## Data excerpts
-- START --
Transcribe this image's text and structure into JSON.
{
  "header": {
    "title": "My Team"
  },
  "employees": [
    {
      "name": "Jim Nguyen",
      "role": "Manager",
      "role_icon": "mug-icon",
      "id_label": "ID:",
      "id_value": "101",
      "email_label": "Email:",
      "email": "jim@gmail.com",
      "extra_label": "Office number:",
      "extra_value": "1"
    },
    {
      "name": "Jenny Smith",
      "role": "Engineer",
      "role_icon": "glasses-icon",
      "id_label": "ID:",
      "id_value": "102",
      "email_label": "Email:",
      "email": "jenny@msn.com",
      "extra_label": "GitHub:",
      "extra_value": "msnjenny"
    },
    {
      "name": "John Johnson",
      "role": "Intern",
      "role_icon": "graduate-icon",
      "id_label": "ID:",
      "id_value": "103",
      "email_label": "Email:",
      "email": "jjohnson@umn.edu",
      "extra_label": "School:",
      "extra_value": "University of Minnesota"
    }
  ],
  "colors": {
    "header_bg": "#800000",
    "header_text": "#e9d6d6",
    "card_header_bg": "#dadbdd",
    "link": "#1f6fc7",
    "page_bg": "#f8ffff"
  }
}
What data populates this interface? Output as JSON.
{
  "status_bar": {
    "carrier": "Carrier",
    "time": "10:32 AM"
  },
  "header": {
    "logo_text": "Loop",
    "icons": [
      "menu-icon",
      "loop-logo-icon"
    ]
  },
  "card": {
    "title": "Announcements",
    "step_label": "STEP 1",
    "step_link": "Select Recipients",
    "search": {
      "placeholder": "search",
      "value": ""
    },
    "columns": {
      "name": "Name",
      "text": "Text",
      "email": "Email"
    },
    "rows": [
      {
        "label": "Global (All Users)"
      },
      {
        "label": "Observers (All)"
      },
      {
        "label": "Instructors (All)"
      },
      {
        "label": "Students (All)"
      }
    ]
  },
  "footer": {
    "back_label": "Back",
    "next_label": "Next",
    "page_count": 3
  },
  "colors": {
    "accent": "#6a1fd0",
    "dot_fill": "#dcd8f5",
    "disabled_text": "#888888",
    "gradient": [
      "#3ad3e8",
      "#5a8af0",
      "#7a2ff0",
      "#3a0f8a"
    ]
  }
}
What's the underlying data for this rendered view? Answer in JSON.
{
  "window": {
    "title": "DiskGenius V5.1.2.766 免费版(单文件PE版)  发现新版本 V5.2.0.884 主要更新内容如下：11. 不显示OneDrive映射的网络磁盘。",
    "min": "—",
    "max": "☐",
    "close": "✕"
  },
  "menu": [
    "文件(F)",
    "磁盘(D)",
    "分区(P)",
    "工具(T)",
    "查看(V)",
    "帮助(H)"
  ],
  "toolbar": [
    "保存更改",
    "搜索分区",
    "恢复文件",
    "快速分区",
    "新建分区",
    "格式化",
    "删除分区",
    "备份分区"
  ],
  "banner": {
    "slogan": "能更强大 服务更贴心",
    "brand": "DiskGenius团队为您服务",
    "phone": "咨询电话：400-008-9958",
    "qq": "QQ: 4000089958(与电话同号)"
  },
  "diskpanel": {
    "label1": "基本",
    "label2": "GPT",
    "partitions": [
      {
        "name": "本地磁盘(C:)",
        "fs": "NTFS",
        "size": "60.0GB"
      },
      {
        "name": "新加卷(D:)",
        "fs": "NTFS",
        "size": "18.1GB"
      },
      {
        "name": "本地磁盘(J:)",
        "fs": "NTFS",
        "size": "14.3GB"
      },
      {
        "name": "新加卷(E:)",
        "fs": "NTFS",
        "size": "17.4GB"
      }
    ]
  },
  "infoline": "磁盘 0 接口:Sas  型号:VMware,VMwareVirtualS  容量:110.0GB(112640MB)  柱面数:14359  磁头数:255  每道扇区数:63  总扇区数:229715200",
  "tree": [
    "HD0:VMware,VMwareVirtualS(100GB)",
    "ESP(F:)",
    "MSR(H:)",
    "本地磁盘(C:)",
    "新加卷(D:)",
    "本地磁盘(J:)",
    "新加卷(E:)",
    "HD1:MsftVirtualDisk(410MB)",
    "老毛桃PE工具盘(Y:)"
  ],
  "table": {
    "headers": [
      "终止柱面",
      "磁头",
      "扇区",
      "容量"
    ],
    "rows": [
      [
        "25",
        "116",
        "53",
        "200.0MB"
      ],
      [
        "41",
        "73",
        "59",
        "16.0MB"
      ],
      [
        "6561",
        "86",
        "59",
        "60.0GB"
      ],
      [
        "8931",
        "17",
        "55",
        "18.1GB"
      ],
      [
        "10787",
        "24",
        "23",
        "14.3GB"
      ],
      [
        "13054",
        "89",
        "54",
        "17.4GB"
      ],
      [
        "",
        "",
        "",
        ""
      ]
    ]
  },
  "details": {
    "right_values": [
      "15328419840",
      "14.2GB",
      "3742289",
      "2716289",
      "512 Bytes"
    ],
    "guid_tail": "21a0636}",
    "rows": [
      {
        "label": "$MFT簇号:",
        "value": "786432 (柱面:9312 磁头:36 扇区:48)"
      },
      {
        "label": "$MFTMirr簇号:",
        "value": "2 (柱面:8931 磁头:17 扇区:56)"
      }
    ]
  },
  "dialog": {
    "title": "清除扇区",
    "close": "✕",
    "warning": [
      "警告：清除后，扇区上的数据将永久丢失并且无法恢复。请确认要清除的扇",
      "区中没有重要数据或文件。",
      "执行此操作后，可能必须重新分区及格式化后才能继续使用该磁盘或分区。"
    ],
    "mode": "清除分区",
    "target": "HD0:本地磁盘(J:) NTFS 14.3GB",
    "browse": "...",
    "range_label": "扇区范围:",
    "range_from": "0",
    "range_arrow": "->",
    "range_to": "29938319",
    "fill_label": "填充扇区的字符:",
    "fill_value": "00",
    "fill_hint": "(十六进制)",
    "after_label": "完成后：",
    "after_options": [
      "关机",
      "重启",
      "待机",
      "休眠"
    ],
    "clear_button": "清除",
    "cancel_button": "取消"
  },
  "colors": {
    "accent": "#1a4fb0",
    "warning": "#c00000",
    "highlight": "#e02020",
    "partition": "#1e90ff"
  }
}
-- END --
-- START --
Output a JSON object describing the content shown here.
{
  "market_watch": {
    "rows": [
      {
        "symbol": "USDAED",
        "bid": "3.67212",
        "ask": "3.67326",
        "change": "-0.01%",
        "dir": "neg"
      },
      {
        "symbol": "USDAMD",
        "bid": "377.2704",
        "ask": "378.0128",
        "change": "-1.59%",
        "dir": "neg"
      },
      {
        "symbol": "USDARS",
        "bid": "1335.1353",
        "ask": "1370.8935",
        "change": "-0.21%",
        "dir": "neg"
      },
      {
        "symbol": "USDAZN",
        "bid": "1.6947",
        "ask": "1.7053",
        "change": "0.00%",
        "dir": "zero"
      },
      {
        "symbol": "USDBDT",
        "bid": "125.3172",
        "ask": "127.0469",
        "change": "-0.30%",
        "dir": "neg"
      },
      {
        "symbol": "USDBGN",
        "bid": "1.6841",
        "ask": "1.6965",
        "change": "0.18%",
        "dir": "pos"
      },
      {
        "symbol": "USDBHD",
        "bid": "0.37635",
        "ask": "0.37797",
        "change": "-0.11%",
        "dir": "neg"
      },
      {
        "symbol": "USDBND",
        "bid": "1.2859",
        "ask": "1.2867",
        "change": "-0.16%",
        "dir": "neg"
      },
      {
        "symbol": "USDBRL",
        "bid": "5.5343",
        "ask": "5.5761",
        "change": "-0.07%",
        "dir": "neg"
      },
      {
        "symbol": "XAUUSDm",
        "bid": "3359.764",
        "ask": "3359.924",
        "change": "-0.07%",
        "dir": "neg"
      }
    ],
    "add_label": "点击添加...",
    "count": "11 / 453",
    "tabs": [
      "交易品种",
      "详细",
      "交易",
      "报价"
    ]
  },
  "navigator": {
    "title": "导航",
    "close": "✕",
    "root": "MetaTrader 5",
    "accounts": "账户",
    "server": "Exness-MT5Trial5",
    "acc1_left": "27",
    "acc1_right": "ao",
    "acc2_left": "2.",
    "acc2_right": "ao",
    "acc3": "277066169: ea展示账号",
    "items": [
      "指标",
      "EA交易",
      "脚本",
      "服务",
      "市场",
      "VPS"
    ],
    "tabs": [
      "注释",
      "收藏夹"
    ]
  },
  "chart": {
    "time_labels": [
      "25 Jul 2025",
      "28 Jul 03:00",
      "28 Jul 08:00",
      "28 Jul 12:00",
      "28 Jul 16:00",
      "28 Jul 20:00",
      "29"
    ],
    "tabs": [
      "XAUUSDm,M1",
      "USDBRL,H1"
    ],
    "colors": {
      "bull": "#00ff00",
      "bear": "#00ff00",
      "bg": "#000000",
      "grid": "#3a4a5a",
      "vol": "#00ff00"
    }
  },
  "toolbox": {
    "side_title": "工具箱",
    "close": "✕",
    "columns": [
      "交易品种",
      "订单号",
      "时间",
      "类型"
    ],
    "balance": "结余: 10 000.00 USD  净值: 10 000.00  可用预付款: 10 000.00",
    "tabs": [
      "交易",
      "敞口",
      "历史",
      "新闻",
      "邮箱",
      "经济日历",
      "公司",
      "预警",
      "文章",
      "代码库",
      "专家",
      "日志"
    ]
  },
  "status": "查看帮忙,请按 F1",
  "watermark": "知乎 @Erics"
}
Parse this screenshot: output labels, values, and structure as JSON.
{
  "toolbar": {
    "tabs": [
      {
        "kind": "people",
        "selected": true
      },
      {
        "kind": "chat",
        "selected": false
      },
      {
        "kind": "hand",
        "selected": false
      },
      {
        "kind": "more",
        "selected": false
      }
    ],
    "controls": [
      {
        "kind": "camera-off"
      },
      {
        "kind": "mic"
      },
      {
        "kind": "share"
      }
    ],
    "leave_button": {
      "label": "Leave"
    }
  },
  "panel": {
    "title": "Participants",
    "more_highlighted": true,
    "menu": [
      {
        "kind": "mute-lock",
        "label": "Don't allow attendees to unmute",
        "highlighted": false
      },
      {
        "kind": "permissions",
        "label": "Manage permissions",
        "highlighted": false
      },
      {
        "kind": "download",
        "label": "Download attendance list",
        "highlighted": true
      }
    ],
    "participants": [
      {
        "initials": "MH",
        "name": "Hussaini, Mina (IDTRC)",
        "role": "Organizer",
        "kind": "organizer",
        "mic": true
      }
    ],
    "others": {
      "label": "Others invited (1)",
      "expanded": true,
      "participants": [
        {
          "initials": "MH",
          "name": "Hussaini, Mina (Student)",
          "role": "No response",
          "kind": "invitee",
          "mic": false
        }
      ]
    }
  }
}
-- END --
## Set problem
Of the lines in the records, determine how many contain the word "this", and report that number alone.

## Finished answer
4